Items from a dataset
-----
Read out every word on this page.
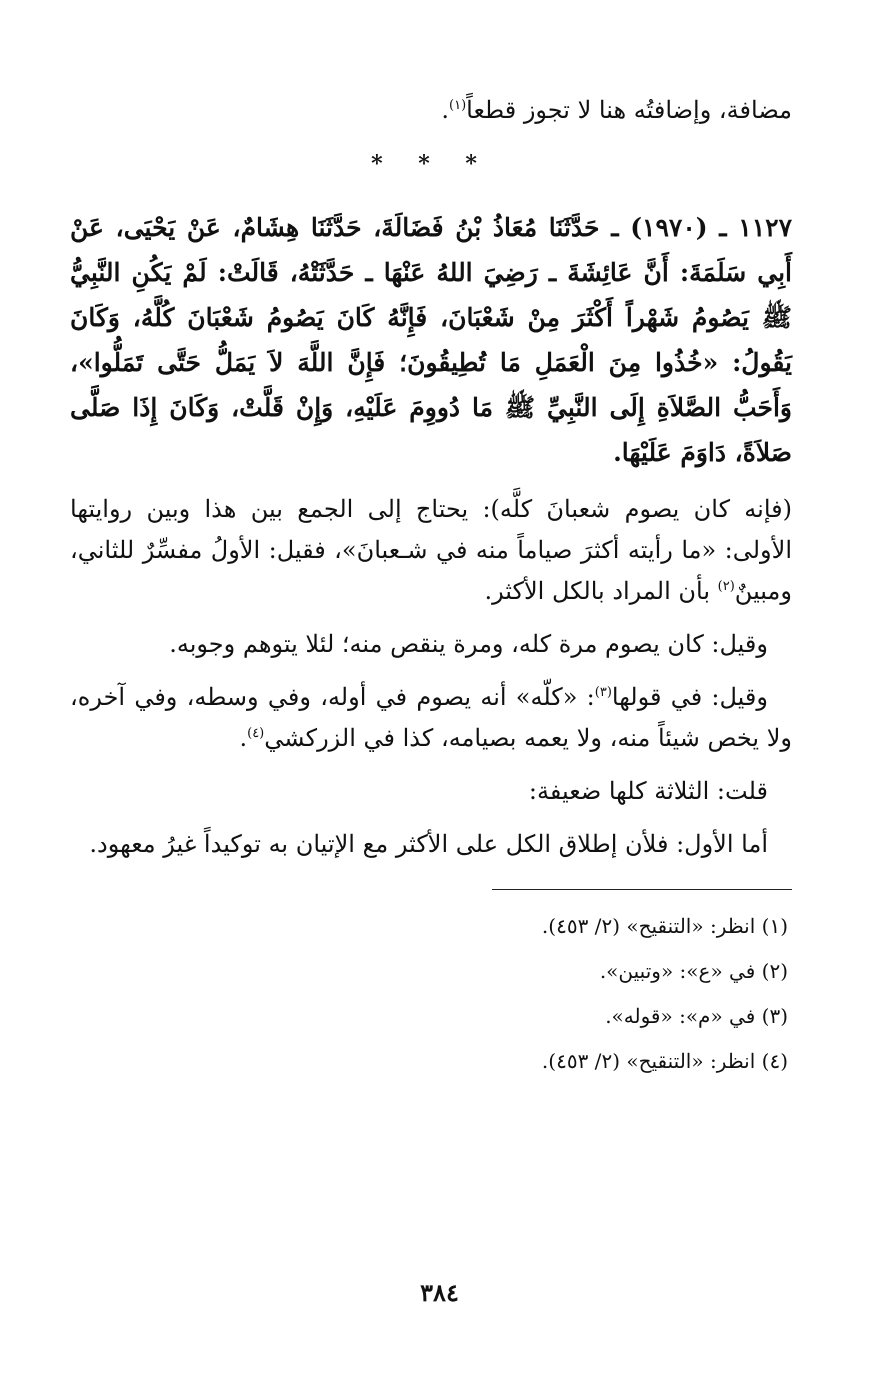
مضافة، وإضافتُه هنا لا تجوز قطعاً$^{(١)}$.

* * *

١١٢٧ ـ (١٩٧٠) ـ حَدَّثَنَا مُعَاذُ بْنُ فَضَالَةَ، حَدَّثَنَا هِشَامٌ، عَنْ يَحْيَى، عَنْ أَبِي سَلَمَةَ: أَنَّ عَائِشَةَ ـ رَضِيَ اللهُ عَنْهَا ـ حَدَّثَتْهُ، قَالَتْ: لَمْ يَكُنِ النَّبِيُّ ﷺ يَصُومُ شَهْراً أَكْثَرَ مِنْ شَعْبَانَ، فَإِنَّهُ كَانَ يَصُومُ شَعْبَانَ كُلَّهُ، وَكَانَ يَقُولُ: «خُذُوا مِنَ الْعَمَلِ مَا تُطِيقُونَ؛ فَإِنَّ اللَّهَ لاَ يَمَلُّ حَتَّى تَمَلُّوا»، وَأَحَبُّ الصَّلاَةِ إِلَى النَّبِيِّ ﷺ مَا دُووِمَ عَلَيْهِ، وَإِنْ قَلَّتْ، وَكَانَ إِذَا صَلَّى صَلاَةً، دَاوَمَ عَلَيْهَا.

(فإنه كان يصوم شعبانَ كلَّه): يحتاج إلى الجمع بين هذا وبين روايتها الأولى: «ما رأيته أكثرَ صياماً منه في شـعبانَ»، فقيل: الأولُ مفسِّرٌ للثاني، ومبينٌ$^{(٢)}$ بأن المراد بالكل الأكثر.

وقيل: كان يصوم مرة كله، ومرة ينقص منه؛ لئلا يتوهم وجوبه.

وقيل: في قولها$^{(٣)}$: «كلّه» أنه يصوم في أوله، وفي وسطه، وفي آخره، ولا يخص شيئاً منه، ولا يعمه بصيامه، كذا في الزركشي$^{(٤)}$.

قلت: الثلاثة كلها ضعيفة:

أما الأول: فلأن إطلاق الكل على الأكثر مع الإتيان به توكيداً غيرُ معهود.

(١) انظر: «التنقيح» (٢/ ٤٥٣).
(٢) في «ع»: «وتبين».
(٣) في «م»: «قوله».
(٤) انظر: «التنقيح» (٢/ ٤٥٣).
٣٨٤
-----
● **What the task requires**:
Write the records out again in full, exactly, and skip every picture.

● **Expected output**:
Read out every word on this page.
مضافة، وإضافتُه هنا لا تجوز قطعاً$^{(١)}$.

* * *

١١٢٧ ـ (١٩٧٠) ـ حَدَّثَنَا مُعَاذُ بْنُ فَضَالَةَ، حَدَّثَنَا هِشَامٌ، عَنْ يَحْيَى، عَنْ أَبِي سَلَمَةَ: أَنَّ عَائِشَةَ ـ رَضِيَ اللهُ عَنْهَا ـ حَدَّثَتْهُ، قَالَتْ: لَمْ يَكُنِ النَّبِيُّ ﷺ يَصُومُ شَهْراً أَكْثَرَ مِنْ شَعْبَانَ، فَإِنَّهُ كَانَ يَصُومُ شَعْبَانَ كُلَّهُ، وَكَانَ يَقُولُ: «خُذُوا مِنَ الْعَمَلِ مَا تُطِيقُونَ؛ فَإِنَّ اللَّهَ لاَ يَمَلُّ حَتَّى تَمَلُّوا»، وَأَحَبُّ الصَّلاَةِ إِلَى النَّبِيِّ ﷺ مَا دُووِمَ عَلَيْهِ، وَإِنْ قَلَّتْ، وَكَانَ إِذَا صَلَّى صَلاَةً، دَاوَمَ عَلَيْهَا.

(فإنه كان يصوم شعبانَ كلَّه): يحتاج إلى الجمع بين هذا وبين روايتها الأولى: «ما رأيته أكثرَ صياماً منه في شـعبانَ»، فقيل: الأولُ مفسِّرٌ للثاني، ومبينٌ$^{(٢)}$ بأن المراد بالكل الأكثر.

وقيل: كان يصوم مرة كله، ومرة ينقص منه؛ لئلا يتوهم وجوبه.

وقيل: في قولها$^{(٣)}$: «كلّه» أنه يصوم في أوله، وفي وسطه، وفي آخره، ولا يخص شيئاً منه، ولا يعمه بصيامه، كذا في الزركشي$^{(٤)}$.

قلت: الثلاثة كلها ضعيفة:

أما الأول: فلأن إطلاق الكل على الأكثر مع الإتيان به توكيداً غيرُ معهود.

(١) انظر: «التنقيح» (٢/ ٤٥٣).
(٢) في «ع»: «وتبين».
(٣) في «م»: «قوله».
(٤) انظر: «التنقيح» (٢/ ٤٥٣).
٣٨٤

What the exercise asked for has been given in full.